Dataset rows about figures:

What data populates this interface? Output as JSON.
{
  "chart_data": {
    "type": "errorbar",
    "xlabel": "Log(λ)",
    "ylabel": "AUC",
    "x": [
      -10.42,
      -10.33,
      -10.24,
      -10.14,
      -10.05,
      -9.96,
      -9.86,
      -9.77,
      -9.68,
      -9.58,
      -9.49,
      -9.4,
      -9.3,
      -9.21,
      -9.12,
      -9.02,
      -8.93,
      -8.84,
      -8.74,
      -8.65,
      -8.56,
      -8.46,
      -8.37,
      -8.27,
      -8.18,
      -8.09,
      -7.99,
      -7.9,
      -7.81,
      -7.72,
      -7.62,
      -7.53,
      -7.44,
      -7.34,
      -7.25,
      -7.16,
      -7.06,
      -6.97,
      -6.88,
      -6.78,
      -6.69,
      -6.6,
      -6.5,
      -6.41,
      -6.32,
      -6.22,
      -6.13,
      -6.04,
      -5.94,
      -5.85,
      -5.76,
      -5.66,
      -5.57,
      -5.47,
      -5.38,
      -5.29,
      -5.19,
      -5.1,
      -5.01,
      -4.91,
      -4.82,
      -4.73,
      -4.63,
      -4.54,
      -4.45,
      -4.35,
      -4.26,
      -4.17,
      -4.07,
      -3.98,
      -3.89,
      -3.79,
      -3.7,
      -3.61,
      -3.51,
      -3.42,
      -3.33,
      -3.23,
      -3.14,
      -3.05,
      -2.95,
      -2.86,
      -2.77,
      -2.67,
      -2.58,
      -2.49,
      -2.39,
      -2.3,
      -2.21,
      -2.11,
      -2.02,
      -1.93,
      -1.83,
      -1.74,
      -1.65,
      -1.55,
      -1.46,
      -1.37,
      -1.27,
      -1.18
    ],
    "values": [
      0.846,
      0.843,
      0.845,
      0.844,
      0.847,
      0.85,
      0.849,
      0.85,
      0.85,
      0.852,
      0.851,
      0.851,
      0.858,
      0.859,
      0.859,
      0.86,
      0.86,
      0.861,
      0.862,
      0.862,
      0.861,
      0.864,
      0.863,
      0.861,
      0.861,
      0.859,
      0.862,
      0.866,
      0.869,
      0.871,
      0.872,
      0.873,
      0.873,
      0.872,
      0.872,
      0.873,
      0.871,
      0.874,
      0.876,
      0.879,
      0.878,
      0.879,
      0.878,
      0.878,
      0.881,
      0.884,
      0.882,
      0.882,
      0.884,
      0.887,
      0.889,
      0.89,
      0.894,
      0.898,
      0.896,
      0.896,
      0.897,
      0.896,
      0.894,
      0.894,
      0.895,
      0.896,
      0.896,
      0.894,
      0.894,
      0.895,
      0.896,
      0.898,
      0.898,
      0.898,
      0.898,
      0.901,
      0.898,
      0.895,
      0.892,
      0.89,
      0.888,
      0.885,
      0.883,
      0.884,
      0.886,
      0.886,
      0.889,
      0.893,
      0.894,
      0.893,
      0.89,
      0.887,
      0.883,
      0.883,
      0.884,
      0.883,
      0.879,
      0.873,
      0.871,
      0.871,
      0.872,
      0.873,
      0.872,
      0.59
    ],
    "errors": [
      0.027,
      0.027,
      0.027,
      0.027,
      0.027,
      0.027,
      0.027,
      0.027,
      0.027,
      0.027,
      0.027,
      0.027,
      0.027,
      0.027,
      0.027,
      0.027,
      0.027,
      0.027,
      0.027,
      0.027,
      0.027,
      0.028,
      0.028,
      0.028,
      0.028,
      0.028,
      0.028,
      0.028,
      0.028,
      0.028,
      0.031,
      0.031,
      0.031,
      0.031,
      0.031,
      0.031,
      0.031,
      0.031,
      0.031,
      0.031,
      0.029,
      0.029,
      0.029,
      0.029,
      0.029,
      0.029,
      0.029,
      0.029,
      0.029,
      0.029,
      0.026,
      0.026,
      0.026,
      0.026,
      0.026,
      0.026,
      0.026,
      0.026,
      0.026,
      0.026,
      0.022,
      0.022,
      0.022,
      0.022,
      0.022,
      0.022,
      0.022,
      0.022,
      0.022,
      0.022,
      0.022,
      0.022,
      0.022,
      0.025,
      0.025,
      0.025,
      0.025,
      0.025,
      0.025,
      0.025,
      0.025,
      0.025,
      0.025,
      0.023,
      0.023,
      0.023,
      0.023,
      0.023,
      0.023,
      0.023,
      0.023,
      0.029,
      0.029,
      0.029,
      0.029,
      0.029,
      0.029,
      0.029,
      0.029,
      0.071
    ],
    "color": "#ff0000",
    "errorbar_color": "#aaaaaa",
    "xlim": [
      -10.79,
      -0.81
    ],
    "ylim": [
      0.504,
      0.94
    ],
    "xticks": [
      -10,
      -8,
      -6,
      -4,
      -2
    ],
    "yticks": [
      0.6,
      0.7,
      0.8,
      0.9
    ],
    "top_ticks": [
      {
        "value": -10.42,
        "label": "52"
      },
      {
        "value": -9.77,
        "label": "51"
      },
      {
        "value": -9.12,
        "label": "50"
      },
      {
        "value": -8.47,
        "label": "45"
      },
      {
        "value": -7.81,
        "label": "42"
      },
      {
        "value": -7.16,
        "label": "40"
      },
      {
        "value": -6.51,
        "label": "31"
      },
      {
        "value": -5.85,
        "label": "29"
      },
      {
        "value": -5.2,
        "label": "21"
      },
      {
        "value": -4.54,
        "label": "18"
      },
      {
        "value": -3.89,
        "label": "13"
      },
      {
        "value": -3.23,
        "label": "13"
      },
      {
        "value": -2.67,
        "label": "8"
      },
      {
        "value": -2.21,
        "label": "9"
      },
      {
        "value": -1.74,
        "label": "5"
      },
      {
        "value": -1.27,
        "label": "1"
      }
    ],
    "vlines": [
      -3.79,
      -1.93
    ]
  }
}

» **PROBLEM TO WORK ON**:
Please copy out each record, character for character.

» **WRITTEN REPLY**:
What data populates this interface? Output as JSON.
{
  "chart_data": {
    "type": "errorbar",
    "xlabel": "Log(λ)",
    "ylabel": "AUC",
    "x": [
      -10.42,
      -10.33,
      -10.24,
      -10.14,
      -10.05,
      -9.96,
      -9.86,
      -9.77,
      -9.68,
      -9.58,
      -9.49,
      -9.4,
      -9.3,
      -9.21,
      -9.12,
      -9.02,
      -8.93,
      -8.84,
      -8.74,
      -8.65,
      -8.56,
      -8.46,
      -8.37,
      -8.27,
      -8.18,
      -8.09,
      -7.99,
      -7.9,
      -7.81,
      -7.72,
      -7.62,
      -7.53,
      -7.44,
      -7.34,
      -7.25,
      -7.16,
      -7.06,
      -6.97,
      -6.88,
      -6.78,
      -6.69,
      -6.6,
      -6.5,
      -6.41,
      -6.32,
      -6.22,
      -6.13,
      -6.04,
      -5.94,
      -5.85,
      -5.76,
      -5.66,
      -5.57,
      -5.47,
      -5.38,
      -5.29,
      -5.19,
      -5.1,
      -5.01,
      -4.91,
      -4.82,
      -4.73,
      -4.63,
      -4.54,
      -4.45,
      -4.35,
      -4.26,
      -4.17,
      -4.07,
      -3.98,
      -3.89,
      -3.79,
      -3.7,
      -3.61,
      -3.51,
      -3.42,
      -3.33,
      -3.23,
      -3.14,
      -3.05,
      -2.95,
      -2.86,
      -2.77,
      -2.67,
      -2.58,
      -2.49,
      -2.39,
      -2.3,
      -2.21,
      -2.11,
      -2.02,
      -1.93,
      -1.83,
      -1.74,
      -1.65,
      -1.55,
      -1.46,
      -1.37,
      -1.27,
      -1.18
    ],
    "values": [
      0.846,
      0.843,
      0.845,
      0.844,
      0.847,
      0.85,
      0.849,
      0.85,
      0.85,
      0.852,
      0.851,
      0.851,
      0.858,
      0.859,
      0.859,
      0.86,
      0.86,
      0.861,
      0.862,
      0.862,
      0.861,
      0.864,
      0.863,
      0.861,
      0.861,
      0.859,
      0.862,
      0.866,
      0.869,
      0.871,
      0.872,
      0.873,
      0.873,
      0.872,
      0.872,
      0.873,
      0.871,
      0.874,
      0.876,
      0.879,
      0.878,
      0.879,
      0.878,
      0.878,
      0.881,
      0.884,
      0.882,
      0.882,
      0.884,
      0.887,
      0.889,
      0.89,
      0.894,
      0.898,
      0.896,
      0.896,
      0.897,
      0.896,
      0.894,
      0.894,
      0.895,
      0.896,
      0.896,
      0.894,
      0.894,
      0.895,
      0.896,
      0.898,
      0.898,
      0.898,
      0.898,
      0.901,
      0.898,
      0.895,
      0.892,
      0.89,
      0.888,
      0.885,
      0.883,
      0.884,
      0.886,
      0.886,
      0.889,
      0.893,
      0.894,
      0.893,
      0.89,
      0.887,
      0.883,
      0.883,
      0.884,
      0.883,
      0.879,
      0.873,
      0.871,
      0.871,
      0.872,
      0.873,
      0.872,
      0.59
    ],
    "errors": [
      0.027,
      0.027,
      0.027,
      0.027,
      0.027,
      0.027,
      0.027,
      0.027,
      0.027,
      0.027,
      0.027,
      0.027,
      0.027,
      0.027,
      0.027,
      0.027,
      0.027,
      0.027,
      0.027,
      0.027,
      0.027,
      0.028,
      0.028,
      0.028,
      0.028,
      0.028,
      0.028,
      0.028,
      0.028,
      0.028,
      0.031,
      0.031,
      0.031,
      0.031,
      0.031,
      0.031,
      0.031,
      0.031,
      0.031,
      0.031,
      0.029,
      0.029,
      0.029,
      0.029,
      0.029,
      0.029,
      0.029,
      0.029,
      0.029,
      0.029,
      0.026,
      0.026,
      0.026,
      0.026,
      0.026,
      0.026,
      0.026,
      0.026,
      0.026,
      0.026,
      0.022,
      0.022,
      0.022,
      0.022,
      0.022,
      0.022,
      0.022,
      0.022,
      0.022,
      0.022,
      0.022,
      0.022,
      0.022,
      0.025,
      0.025,
      0.025,
      0.025,
      0.025,
      0.025,
      0.025,
      0.025,
      0.025,
      0.025,
      0.023,
      0.023,
      0.023,
      0.023,
      0.023,
      0.023,
      0.023,
      0.023,
      0.029,
      0.029,
      0.029,
      0.029,
      0.029,
      0.029,
      0.029,
      0.029,
      0.071
    ],
    "color": "#ff0000",
    "errorbar_color": "#aaaaaa",
    "xlim": [
      -10.79,
      -0.81
    ],
    "ylim": [
      0.504,
      0.94
    ],
    "xticks": [
      -10,
      -8,
      -6,
      -4,
      -2
    ],
    "yticks": [
      0.6,
      0.7,
      0.8,
      0.9
    ],
    "top_ticks": [
      {
        "value": -10.42,
        "label": "52"
      },
      {
        "value": -9.77,
        "label": "51"
      },
      {
        "value": -9.12,
        "label": "50"
      },
      {
        "value": -8.47,
        "label": "45"
      },
      {
        "value": -7.81,
        "label": "42"
      },
      {
        "value": -7.16,
        "label": "40"
      },
      {
        "value": -6.51,
        "label": "31"
      },
      {
        "value": -5.85,
        "label": "29"
      },
      {
        "value": -5.2,
        "label": "21"
      },
      {
        "value": -4.54,
        "label": "18"
      },
      {
        "value": -3.89,
        "label": "13"
      },
      {
        "value": -3.23,
        "label": "13"
      },
      {
        "value": -2.67,
        "label": "8"
      },
      {
        "value": -2.21,
        "label": "9"
      },
      {
        "value": -1.74,
        "label": "5"
      },
      {
        "value": -1.27,
        "label": "1"
      }
    ],
    "vlines": [
      -3.79,
      -1.93
    ]
  }
}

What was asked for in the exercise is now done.